**Exercise details:**
Extract each line bearing the word "Player".

(A run of records)
● ● ●

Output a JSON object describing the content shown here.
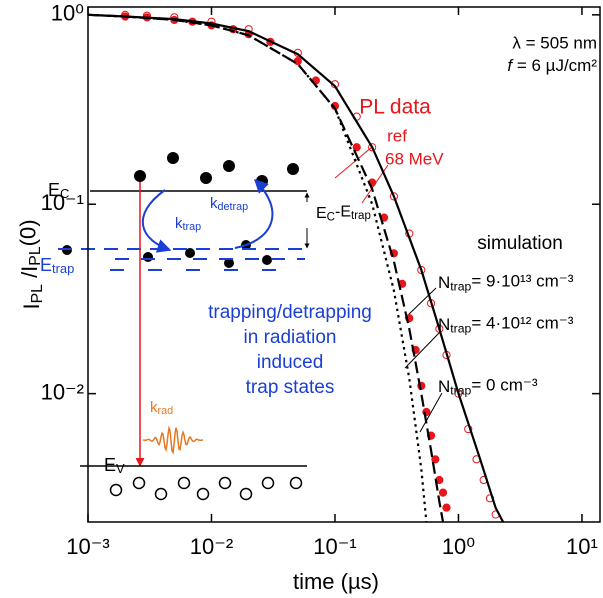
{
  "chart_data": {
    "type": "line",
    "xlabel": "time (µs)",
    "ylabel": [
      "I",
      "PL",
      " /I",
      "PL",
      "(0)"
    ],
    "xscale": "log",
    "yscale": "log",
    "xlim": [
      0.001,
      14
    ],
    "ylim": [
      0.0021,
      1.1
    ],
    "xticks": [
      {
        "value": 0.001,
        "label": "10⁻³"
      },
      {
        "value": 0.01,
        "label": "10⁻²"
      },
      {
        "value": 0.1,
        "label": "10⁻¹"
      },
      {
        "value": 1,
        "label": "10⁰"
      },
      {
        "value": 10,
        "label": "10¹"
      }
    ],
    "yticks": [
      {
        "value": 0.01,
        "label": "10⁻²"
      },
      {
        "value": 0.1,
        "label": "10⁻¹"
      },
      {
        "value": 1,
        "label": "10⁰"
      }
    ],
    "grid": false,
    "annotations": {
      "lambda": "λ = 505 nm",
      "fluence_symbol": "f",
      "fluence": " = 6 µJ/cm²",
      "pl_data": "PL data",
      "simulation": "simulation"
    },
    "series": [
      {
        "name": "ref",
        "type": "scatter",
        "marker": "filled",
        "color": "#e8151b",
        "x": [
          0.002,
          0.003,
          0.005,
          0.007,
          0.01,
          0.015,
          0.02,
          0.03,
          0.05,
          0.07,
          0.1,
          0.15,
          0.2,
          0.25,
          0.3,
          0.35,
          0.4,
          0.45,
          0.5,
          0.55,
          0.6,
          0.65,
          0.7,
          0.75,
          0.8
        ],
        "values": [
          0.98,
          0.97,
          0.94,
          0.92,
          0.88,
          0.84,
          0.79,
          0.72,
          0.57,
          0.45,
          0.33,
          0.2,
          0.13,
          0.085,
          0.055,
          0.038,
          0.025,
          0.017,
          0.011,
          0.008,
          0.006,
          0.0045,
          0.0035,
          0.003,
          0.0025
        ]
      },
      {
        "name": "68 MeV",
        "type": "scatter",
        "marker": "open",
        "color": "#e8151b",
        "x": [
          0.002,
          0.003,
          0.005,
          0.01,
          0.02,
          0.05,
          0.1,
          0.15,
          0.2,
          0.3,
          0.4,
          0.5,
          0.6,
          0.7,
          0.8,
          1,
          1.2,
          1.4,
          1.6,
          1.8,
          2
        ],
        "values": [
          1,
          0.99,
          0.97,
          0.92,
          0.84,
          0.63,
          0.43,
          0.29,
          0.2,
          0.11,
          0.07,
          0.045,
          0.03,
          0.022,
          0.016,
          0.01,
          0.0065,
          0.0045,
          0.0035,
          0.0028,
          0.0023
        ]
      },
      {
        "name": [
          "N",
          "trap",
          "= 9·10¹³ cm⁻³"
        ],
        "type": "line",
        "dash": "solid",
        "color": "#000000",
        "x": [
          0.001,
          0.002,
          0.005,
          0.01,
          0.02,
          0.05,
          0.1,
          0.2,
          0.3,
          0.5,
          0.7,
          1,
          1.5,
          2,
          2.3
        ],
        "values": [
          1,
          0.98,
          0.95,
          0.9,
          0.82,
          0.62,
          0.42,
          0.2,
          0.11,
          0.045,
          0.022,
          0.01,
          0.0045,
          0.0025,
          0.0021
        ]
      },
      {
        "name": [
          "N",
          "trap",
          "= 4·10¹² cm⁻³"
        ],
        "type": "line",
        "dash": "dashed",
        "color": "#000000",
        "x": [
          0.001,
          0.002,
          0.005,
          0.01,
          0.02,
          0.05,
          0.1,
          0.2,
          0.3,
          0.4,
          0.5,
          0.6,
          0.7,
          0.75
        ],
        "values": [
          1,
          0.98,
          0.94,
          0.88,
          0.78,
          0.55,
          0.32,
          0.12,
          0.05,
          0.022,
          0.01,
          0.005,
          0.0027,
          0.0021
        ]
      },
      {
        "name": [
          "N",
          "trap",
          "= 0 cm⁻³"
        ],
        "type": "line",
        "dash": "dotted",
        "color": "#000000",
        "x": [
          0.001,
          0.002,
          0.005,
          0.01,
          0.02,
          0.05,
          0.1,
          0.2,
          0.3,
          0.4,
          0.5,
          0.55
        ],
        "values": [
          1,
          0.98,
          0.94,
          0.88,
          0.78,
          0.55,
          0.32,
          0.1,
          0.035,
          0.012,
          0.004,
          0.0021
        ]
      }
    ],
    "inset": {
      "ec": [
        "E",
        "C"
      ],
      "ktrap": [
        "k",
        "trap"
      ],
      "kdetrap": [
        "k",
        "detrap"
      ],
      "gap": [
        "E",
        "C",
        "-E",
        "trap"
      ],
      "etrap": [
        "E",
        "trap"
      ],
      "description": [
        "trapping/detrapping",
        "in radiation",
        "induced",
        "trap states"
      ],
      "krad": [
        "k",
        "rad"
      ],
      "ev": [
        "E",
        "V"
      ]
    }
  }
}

● ● ●

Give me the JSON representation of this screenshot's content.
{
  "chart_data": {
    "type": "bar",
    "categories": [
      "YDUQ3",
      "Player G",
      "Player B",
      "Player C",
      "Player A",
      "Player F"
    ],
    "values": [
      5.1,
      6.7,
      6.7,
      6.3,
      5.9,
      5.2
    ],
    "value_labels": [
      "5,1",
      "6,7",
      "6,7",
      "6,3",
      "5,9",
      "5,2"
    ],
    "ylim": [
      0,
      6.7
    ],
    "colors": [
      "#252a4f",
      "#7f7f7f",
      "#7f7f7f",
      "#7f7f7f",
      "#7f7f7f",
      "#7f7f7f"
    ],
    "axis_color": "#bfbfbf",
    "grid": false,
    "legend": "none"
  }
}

● ● ●

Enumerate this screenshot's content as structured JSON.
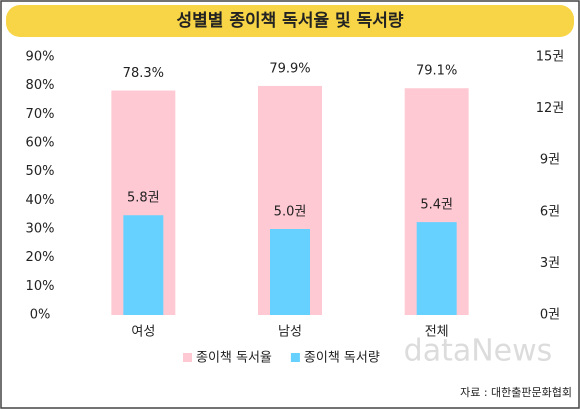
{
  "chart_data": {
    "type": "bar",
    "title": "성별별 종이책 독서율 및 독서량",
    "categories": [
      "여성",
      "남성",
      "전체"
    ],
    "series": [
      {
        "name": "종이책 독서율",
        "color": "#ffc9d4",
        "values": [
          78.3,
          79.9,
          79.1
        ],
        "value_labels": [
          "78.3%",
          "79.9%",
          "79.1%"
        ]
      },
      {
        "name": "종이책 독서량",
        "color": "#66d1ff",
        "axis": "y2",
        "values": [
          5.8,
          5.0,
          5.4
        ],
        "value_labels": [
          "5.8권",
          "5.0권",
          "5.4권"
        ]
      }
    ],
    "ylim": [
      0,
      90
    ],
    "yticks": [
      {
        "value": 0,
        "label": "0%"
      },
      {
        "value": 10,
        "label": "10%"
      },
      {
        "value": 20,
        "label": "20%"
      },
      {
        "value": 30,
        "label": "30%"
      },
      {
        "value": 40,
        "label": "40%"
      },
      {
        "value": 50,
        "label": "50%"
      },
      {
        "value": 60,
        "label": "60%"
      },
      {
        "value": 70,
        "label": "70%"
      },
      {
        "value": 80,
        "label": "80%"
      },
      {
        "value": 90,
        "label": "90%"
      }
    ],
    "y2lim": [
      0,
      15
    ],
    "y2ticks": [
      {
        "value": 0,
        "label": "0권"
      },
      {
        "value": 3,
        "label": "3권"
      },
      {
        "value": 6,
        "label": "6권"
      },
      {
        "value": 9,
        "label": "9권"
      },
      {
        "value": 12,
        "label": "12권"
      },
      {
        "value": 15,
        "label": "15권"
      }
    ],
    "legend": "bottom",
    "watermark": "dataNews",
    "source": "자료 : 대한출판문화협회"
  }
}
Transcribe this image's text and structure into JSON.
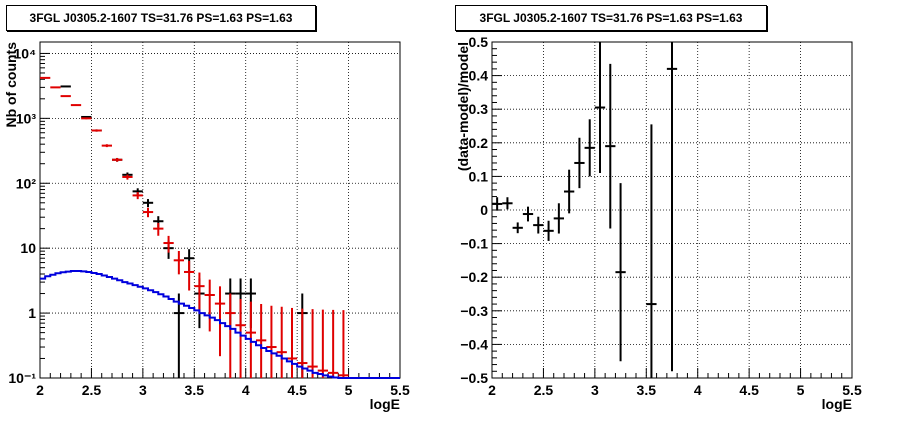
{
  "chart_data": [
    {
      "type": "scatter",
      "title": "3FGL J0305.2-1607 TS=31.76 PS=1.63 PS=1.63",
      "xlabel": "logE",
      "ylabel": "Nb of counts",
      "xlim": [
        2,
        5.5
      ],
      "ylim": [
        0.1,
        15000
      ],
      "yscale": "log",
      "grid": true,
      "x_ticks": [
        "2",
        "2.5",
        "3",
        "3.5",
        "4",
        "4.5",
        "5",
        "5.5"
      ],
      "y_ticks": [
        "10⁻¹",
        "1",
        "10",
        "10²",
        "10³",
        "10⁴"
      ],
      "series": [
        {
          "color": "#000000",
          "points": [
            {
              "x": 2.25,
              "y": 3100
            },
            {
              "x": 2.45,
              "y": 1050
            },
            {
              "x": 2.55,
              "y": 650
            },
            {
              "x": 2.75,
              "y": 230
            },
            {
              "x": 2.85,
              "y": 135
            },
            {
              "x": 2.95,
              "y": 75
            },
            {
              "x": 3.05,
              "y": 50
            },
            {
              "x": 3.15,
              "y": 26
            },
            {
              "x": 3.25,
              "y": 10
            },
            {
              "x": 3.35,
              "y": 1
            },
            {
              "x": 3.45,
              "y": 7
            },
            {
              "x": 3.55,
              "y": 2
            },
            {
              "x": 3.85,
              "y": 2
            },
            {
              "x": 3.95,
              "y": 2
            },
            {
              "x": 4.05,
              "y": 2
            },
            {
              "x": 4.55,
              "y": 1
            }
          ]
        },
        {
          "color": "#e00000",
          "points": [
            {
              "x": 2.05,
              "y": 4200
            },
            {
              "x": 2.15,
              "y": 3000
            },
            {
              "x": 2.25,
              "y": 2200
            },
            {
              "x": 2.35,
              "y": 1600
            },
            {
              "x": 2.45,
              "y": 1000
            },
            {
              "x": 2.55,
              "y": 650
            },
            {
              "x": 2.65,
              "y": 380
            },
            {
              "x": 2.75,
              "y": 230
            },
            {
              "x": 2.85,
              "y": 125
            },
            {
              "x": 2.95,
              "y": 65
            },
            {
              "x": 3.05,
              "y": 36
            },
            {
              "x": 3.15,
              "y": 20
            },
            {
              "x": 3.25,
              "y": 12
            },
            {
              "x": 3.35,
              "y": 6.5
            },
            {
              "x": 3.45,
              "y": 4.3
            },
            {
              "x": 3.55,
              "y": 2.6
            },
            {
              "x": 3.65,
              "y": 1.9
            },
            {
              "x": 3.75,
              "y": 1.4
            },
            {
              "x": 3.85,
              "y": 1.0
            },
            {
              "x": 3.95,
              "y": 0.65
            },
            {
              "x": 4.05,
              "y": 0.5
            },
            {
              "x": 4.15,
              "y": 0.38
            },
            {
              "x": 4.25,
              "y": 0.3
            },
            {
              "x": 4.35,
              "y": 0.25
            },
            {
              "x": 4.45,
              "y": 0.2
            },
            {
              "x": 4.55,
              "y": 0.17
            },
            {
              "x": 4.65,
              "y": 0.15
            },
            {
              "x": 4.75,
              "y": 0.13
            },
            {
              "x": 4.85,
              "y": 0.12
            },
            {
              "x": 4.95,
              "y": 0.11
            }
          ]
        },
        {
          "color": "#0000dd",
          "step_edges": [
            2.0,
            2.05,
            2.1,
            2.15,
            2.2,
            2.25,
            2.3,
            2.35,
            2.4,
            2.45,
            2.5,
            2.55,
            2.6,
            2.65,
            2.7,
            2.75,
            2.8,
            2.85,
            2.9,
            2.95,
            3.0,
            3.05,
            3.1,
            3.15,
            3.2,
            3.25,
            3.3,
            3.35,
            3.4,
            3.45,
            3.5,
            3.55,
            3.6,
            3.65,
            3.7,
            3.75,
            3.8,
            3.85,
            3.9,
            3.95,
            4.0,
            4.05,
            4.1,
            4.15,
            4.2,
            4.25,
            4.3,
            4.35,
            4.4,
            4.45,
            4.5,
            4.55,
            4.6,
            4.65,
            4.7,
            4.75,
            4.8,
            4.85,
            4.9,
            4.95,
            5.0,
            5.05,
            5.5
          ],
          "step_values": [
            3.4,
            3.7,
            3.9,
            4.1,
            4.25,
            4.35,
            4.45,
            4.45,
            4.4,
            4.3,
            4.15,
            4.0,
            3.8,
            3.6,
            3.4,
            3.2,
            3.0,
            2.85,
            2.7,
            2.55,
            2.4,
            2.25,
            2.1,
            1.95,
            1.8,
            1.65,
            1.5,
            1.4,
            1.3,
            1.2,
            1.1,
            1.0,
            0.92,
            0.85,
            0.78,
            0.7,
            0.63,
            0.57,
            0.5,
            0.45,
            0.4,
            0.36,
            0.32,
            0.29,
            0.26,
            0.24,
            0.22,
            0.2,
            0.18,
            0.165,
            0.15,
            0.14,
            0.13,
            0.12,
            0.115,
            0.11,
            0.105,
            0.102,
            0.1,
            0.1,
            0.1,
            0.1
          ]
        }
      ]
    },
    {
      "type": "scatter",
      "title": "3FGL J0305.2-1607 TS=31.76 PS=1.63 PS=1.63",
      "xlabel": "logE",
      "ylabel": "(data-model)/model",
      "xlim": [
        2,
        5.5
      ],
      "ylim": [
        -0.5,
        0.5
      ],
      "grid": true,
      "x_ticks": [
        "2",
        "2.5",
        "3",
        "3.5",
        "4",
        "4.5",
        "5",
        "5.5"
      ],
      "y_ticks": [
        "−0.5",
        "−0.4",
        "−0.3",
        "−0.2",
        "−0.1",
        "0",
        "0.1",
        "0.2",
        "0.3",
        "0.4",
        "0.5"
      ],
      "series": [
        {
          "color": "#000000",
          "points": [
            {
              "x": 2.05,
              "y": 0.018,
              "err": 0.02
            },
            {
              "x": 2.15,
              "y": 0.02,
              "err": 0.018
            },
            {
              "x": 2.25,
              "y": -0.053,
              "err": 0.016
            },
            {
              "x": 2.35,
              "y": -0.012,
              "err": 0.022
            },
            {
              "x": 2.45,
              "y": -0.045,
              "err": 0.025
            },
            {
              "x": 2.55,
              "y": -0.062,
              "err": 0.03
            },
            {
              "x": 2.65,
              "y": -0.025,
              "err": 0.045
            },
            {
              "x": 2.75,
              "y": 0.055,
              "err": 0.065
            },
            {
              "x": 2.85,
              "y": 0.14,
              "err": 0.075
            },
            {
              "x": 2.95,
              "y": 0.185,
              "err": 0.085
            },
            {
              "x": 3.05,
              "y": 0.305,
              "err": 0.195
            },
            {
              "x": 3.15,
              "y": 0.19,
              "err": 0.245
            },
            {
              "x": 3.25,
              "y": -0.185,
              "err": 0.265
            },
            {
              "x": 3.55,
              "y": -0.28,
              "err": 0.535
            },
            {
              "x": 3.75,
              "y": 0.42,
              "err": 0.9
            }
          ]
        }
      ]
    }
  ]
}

● ● ●

**Response:**
      "Player G",
      "Player B",
      "Player C",
      "Player A",
      "Player F"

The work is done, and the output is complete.